**WHAT IS ASKED**
Return all the entries exactly, keeping pictures out.

┌──

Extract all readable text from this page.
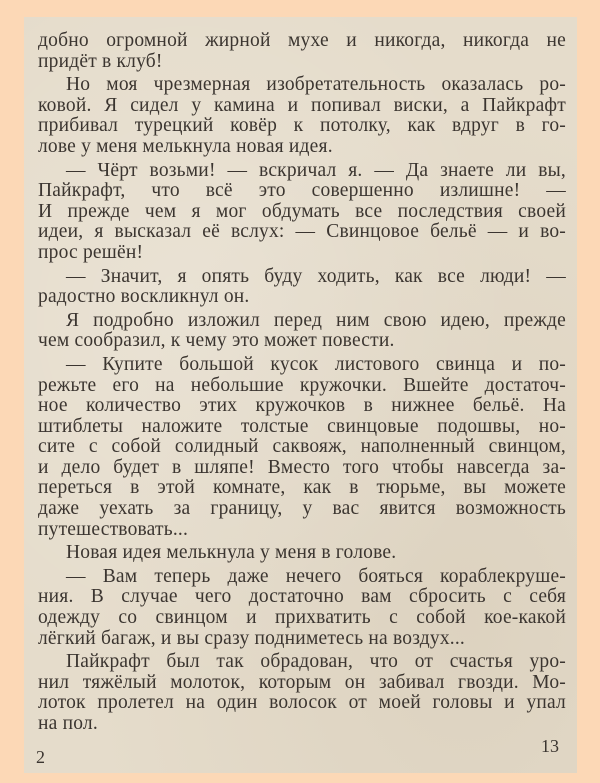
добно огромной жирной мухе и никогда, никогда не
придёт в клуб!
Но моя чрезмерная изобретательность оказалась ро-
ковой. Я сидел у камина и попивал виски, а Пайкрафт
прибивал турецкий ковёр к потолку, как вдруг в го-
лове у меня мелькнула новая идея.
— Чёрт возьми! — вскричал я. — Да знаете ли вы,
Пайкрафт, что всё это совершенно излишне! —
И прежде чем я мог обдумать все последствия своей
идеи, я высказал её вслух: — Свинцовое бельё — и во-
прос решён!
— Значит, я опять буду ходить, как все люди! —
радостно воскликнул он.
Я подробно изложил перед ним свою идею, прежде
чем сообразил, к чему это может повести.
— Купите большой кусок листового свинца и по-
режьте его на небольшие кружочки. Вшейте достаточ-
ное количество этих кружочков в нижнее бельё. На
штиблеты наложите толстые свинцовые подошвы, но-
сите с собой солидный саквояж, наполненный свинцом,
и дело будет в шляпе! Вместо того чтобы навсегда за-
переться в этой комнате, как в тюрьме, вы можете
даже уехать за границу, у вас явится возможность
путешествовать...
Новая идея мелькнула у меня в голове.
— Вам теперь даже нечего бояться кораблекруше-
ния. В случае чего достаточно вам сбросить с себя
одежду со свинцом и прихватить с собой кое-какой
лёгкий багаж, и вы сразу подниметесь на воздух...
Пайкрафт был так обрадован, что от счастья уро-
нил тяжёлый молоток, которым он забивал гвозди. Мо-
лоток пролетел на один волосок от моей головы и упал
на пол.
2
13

└──

**ANSWER TO THIS TASK**
Extract all readable text from this page.
добно огромной жирной мухе и никогда, никогда не
придёт в клуб!
Но моя чрезмерная изобретательность оказалась ро-
ковой. Я сидел у камина и попивал виски, а Пайкрафт
прибивал турецкий ковёр к потолку, как вдруг в го-
лове у меня мелькнула новая идея.
— Чёрт возьми! — вскричал я. — Да знаете ли вы,
Пайкрафт, что всё это совершенно излишне! —
И прежде чем я мог обдумать все последствия своей
идеи, я высказал её вслух: — Свинцовое бельё — и во-
прос решён!
— Значит, я опять буду ходить, как все люди! —
радостно воскликнул он.
Я подробно изложил перед ним свою идею, прежде
чем сообразил, к чему это может повести.
— Купите большой кусок листового свинца и по-
режьте его на небольшие кружочки. Вшейте достаточ-
ное количество этих кружочков в нижнее бельё. На
штиблеты наложите толстые свинцовые подошвы, но-
сите с собой солидный саквояж, наполненный свинцом,
и дело будет в шляпе! Вместо того чтобы навсегда за-
переться в этой комнате, как в тюрьме, вы можете
даже уехать за границу, у вас явится возможность
путешествовать...
Новая идея мелькнула у меня в голове.
— Вам теперь даже нечего бояться кораблекруше-
ния. В случае чего достаточно вам сбросить с себя
одежду со свинцом и прихватить с собой кое-какой
лёгкий багаж, и вы сразу подниметесь на воздух...
Пайкрафт был так обрадован, что от счастья уро-
нил тяжёлый молоток, которым он забивал гвозди. Мо-
лоток пролетел на один волосок от моей головы и упал
на пол.
2
13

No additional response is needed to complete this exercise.